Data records
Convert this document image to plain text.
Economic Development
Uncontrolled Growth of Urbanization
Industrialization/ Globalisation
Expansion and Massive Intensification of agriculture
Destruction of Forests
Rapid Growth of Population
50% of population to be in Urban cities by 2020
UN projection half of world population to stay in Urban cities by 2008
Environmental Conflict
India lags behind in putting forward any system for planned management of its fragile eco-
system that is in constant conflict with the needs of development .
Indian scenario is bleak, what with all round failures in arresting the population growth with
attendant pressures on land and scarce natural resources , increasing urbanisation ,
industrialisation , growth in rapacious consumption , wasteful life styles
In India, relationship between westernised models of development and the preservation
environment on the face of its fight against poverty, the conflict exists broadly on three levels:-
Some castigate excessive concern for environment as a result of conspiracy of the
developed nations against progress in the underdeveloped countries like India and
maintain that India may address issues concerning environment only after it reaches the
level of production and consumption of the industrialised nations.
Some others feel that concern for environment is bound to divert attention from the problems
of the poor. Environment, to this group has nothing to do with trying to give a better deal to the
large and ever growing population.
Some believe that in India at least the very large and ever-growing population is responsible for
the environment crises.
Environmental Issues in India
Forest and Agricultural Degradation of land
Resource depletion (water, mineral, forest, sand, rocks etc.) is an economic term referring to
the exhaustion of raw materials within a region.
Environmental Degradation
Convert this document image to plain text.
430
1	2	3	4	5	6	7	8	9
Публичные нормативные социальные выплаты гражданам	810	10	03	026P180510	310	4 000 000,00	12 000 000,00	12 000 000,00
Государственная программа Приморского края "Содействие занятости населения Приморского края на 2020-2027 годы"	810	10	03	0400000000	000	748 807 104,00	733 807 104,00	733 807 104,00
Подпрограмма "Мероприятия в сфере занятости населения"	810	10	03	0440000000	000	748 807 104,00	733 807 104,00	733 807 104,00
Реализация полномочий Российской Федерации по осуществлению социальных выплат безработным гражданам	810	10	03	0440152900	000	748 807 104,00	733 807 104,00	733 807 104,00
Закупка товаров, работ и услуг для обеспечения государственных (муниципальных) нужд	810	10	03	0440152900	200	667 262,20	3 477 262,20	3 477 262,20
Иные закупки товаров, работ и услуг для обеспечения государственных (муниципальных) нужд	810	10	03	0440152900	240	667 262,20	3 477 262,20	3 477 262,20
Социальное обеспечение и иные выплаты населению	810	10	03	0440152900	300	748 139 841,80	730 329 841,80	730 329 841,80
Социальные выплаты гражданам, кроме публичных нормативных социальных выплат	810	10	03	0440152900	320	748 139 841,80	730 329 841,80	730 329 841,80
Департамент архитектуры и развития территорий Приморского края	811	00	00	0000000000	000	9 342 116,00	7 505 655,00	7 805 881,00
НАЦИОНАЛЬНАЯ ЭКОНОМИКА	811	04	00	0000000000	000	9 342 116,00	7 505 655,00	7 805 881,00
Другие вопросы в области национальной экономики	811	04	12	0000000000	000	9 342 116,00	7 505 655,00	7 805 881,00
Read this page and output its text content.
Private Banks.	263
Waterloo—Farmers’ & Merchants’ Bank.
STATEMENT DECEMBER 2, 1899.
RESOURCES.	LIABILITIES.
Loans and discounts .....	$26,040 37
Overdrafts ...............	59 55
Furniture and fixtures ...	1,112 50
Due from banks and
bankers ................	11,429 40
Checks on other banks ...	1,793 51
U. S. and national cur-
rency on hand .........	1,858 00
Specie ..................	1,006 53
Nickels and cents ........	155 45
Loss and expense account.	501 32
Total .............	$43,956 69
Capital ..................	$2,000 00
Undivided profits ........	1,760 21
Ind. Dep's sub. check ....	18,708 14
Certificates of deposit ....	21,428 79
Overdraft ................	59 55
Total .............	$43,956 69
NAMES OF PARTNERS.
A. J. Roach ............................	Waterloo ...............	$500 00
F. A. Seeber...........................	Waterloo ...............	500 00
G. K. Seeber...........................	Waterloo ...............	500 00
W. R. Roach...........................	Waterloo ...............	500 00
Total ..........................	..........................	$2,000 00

• REQUIRED WORK
Search the entries for the word "growing", then gather every line that has it.

• WRITTEN ANSWER
large and ever growing population.
Some believe that in India at least the very large and ever-growing population is responsible for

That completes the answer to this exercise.